# The problem
Please list all lines of the material below in which the string "Firmenseite" occurs.
□ □ □ □ □ □ □
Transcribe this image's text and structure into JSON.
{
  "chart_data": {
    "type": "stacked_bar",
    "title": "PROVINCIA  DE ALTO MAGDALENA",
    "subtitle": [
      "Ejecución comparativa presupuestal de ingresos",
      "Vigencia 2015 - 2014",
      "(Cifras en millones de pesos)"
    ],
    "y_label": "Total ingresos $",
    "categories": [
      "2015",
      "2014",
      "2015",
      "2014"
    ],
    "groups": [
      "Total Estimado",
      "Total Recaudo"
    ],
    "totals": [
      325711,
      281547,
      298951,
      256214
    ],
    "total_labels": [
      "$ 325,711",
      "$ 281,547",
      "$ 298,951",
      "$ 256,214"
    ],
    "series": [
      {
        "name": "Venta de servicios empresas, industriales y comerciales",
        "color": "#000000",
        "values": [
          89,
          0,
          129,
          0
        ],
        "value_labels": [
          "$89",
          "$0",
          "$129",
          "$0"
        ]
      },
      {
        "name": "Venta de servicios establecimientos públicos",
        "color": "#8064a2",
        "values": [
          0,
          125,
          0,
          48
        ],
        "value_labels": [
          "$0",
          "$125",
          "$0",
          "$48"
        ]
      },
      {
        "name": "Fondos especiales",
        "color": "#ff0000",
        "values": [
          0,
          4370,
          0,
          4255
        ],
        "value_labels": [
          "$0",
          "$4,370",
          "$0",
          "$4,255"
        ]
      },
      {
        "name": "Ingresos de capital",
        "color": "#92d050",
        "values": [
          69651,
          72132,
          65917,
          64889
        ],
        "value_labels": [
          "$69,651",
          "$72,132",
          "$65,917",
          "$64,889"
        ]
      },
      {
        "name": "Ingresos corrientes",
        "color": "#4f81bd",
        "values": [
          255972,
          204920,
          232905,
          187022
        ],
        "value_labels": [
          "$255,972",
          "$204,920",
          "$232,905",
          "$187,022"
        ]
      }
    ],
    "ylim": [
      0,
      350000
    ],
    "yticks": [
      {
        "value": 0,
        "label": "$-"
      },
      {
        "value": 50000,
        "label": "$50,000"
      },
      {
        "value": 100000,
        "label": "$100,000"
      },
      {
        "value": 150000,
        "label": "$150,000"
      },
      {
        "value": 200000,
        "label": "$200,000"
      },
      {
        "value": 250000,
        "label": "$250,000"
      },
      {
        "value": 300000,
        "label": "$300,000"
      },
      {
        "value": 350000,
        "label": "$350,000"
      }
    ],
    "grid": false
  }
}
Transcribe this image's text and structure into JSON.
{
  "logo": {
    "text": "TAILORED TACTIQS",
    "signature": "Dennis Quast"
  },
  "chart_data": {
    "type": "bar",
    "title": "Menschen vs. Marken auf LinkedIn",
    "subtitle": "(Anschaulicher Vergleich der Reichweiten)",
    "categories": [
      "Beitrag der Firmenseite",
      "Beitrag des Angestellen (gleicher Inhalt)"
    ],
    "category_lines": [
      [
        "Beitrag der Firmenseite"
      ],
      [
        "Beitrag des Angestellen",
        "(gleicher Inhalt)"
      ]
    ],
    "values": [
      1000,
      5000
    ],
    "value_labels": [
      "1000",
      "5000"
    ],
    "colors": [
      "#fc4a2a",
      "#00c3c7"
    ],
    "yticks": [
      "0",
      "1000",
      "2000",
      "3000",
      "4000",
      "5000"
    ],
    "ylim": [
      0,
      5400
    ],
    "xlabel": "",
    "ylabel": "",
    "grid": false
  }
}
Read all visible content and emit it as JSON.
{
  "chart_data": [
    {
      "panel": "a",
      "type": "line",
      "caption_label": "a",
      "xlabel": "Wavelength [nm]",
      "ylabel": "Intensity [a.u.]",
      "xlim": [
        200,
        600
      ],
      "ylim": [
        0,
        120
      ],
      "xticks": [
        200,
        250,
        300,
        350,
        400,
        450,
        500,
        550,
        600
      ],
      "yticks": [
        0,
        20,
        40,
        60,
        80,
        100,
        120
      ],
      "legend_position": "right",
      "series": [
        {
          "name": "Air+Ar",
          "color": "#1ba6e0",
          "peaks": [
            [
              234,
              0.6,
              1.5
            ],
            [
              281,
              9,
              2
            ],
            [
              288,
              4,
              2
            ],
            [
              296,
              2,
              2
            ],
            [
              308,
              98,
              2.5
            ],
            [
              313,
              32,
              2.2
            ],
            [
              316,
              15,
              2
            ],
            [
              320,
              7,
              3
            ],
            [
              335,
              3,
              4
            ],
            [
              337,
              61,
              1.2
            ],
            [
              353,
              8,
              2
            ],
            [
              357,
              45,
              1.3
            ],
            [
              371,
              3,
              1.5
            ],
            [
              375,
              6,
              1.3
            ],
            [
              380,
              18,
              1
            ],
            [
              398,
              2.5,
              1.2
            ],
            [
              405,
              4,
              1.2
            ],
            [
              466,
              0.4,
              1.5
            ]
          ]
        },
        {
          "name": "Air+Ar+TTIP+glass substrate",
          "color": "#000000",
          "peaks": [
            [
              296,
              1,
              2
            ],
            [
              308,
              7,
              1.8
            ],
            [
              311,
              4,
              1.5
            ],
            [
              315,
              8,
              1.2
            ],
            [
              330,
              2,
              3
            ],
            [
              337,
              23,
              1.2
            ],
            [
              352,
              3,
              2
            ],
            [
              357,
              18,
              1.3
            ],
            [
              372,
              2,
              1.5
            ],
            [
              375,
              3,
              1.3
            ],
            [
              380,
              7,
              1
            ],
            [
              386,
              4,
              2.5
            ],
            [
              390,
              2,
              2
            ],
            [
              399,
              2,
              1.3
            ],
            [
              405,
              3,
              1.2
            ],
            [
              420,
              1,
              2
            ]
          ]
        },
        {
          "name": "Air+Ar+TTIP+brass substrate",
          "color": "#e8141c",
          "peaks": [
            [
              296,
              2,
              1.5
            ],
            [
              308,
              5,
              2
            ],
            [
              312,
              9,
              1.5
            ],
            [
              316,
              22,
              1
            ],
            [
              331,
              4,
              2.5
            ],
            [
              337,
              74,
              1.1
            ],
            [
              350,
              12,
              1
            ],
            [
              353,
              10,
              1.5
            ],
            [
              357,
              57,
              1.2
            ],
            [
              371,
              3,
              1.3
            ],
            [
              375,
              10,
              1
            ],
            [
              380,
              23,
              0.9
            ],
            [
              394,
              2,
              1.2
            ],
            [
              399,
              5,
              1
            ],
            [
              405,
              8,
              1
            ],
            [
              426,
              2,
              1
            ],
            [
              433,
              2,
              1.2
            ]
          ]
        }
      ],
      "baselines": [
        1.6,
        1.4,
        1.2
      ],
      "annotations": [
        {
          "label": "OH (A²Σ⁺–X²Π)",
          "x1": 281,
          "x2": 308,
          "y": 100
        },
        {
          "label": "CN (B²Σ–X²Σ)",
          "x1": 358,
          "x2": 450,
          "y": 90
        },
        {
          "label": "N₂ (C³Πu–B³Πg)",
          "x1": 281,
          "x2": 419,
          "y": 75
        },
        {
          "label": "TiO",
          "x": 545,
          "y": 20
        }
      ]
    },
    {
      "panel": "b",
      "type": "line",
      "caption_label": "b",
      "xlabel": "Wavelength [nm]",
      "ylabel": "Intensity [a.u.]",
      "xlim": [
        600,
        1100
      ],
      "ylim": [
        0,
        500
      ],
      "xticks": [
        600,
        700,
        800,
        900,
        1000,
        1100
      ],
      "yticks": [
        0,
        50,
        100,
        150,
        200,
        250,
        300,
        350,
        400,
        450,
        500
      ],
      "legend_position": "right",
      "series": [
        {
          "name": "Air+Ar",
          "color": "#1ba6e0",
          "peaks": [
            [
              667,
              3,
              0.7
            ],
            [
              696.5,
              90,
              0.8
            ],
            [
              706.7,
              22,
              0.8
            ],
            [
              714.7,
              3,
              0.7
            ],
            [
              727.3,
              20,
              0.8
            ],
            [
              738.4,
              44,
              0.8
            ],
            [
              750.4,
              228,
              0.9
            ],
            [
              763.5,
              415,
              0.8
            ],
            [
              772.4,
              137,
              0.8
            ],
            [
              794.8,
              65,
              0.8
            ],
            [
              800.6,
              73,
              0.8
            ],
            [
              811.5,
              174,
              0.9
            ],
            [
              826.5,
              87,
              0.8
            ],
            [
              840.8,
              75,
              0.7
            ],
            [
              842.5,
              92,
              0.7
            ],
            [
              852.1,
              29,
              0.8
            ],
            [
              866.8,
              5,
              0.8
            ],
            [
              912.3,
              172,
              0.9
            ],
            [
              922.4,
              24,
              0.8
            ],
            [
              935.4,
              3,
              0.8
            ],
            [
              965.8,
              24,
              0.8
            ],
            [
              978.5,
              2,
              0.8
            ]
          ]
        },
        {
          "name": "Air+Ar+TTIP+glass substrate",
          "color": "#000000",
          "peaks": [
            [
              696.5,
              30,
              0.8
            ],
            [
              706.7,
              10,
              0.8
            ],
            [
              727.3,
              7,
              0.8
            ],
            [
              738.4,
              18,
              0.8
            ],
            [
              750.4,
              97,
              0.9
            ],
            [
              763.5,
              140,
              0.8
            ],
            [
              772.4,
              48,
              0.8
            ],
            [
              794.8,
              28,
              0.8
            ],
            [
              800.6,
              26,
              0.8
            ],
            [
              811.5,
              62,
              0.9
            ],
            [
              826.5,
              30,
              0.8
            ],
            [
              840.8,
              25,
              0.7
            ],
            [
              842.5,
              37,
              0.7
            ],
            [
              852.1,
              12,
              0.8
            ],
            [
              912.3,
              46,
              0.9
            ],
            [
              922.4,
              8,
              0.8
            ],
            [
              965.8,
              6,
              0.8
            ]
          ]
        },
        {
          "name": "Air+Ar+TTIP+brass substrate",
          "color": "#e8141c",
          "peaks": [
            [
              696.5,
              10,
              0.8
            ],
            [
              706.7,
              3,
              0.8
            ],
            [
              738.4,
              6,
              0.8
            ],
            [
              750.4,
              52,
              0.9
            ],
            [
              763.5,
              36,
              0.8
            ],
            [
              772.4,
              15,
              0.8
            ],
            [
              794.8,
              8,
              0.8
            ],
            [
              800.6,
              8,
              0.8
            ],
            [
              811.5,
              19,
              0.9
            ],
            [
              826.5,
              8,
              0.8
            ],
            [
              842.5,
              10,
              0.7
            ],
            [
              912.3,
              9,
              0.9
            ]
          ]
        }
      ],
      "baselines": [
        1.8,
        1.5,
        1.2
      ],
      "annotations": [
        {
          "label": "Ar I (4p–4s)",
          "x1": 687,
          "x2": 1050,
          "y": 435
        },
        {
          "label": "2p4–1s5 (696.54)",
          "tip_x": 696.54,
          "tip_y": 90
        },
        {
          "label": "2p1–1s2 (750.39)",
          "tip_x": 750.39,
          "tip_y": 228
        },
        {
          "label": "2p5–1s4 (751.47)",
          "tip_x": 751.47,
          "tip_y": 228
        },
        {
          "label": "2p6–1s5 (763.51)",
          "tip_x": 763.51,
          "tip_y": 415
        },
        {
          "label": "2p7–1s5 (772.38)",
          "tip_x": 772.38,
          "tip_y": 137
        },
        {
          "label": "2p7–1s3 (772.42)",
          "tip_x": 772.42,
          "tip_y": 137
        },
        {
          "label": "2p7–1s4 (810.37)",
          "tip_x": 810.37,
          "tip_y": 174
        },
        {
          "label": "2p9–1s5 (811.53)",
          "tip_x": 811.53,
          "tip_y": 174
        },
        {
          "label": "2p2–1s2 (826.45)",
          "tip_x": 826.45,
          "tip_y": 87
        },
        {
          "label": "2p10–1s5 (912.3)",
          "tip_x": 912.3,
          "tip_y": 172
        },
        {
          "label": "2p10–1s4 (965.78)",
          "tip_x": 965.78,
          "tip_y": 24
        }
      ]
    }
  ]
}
□ □ □ □ □ □ □
# Reply
      "Beitrag der Firmenseite",
        "Beitrag der Firmenseite"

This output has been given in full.